** WHAT THE TASK REQUIRES **
Report back each line of the records that contains the string "screenshot".

** RECORD LIST **
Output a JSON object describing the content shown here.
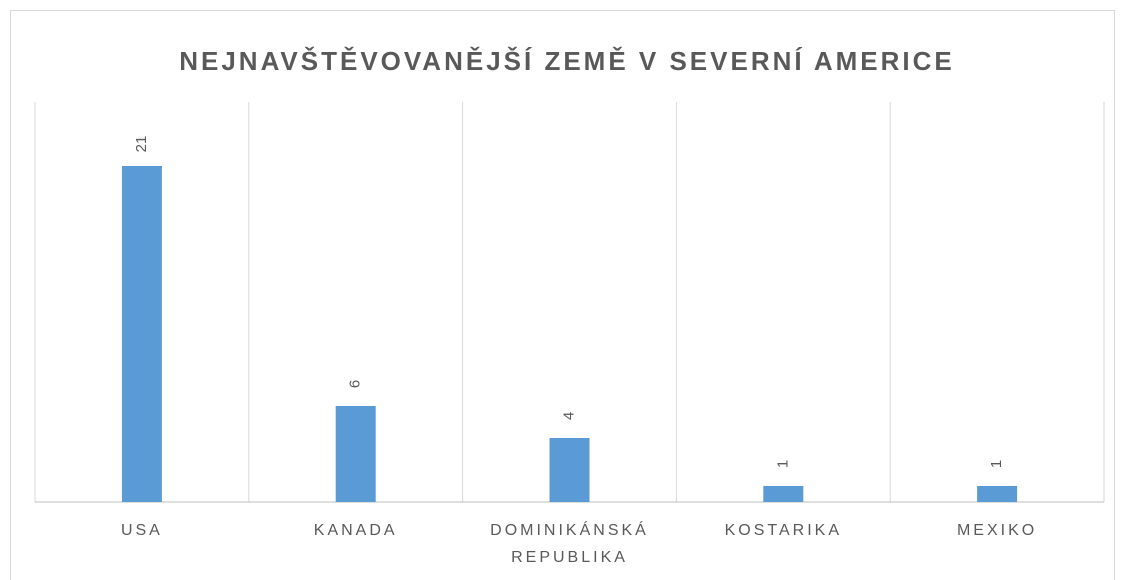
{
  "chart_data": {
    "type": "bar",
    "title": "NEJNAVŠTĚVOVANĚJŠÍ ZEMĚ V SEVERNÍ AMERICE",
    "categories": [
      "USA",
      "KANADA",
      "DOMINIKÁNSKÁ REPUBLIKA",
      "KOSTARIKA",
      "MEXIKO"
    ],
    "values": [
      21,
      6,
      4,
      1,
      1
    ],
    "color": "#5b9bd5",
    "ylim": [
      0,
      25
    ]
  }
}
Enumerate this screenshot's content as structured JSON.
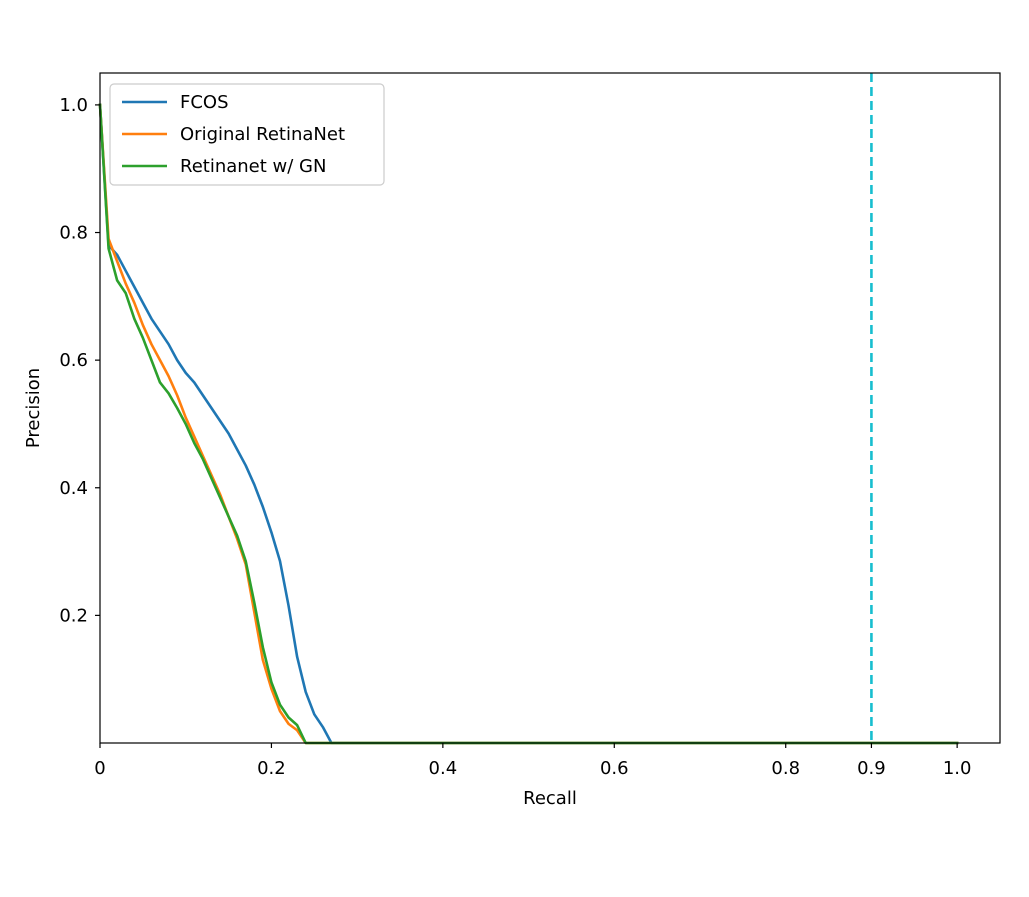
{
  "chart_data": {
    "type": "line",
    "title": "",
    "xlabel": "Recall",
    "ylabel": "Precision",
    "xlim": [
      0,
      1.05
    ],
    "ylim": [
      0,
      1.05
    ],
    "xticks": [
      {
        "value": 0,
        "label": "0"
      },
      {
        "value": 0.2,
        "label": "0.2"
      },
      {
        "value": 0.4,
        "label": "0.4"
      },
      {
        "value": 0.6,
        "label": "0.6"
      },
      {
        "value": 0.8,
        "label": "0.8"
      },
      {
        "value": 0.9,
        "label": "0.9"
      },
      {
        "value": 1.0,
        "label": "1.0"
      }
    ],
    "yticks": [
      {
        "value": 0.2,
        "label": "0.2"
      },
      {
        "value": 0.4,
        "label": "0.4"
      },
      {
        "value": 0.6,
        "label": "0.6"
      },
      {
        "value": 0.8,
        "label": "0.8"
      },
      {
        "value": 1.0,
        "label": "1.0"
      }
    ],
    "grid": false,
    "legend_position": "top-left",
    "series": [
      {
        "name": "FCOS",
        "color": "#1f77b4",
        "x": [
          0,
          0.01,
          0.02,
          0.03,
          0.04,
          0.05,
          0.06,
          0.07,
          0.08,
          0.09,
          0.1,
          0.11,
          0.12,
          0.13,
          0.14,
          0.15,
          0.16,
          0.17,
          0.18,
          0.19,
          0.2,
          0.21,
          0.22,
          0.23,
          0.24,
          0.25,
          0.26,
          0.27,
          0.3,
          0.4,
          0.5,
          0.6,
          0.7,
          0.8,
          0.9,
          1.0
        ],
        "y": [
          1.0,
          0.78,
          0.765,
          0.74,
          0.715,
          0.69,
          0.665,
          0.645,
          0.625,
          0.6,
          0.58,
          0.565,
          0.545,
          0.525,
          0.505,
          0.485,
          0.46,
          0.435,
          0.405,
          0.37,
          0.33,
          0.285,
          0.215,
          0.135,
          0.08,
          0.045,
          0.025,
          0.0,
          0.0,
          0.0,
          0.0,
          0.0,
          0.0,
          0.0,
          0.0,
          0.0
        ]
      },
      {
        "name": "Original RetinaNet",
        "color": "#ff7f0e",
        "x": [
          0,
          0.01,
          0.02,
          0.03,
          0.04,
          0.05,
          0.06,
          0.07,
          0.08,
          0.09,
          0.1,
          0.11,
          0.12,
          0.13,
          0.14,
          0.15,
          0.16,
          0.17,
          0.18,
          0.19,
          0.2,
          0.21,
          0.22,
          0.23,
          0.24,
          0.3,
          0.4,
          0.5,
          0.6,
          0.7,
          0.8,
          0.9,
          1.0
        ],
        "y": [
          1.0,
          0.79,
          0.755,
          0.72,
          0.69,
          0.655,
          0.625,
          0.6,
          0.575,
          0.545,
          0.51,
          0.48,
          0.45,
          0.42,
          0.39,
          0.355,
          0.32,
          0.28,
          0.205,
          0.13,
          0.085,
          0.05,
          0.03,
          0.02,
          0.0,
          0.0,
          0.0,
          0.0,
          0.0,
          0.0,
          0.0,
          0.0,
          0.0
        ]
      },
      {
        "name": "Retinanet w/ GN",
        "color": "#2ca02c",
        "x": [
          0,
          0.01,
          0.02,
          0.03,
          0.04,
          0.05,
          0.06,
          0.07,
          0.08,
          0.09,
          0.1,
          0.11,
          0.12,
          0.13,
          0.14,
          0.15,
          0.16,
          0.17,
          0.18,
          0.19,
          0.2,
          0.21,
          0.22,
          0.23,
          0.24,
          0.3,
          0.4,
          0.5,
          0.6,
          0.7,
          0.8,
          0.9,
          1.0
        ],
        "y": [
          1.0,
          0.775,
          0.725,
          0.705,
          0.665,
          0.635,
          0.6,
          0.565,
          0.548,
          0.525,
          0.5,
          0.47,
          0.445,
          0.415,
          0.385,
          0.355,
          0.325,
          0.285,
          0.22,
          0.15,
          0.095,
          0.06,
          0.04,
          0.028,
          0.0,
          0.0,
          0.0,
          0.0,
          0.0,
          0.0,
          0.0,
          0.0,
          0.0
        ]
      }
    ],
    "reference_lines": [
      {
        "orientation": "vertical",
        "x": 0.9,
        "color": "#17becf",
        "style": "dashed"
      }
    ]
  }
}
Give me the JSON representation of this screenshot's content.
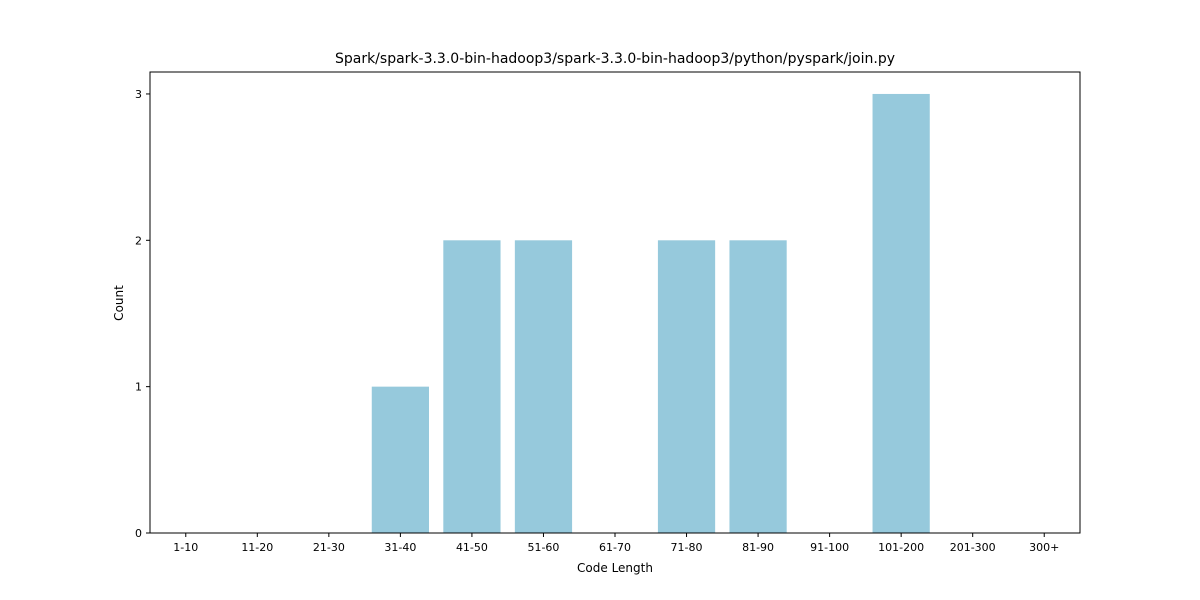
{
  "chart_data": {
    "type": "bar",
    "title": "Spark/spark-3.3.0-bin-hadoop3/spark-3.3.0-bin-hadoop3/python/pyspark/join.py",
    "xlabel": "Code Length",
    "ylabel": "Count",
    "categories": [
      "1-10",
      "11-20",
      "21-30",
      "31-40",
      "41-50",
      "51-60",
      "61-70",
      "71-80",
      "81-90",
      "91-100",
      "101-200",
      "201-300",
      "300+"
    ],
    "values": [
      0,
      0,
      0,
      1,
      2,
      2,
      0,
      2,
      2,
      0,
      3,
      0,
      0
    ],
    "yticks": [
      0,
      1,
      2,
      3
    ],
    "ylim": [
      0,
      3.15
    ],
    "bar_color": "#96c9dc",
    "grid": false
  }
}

** COMPLETED EXERCISE **
Enumerate this screenshot's content as structured JSON.
Give me the JSON representation of this screenshot's content.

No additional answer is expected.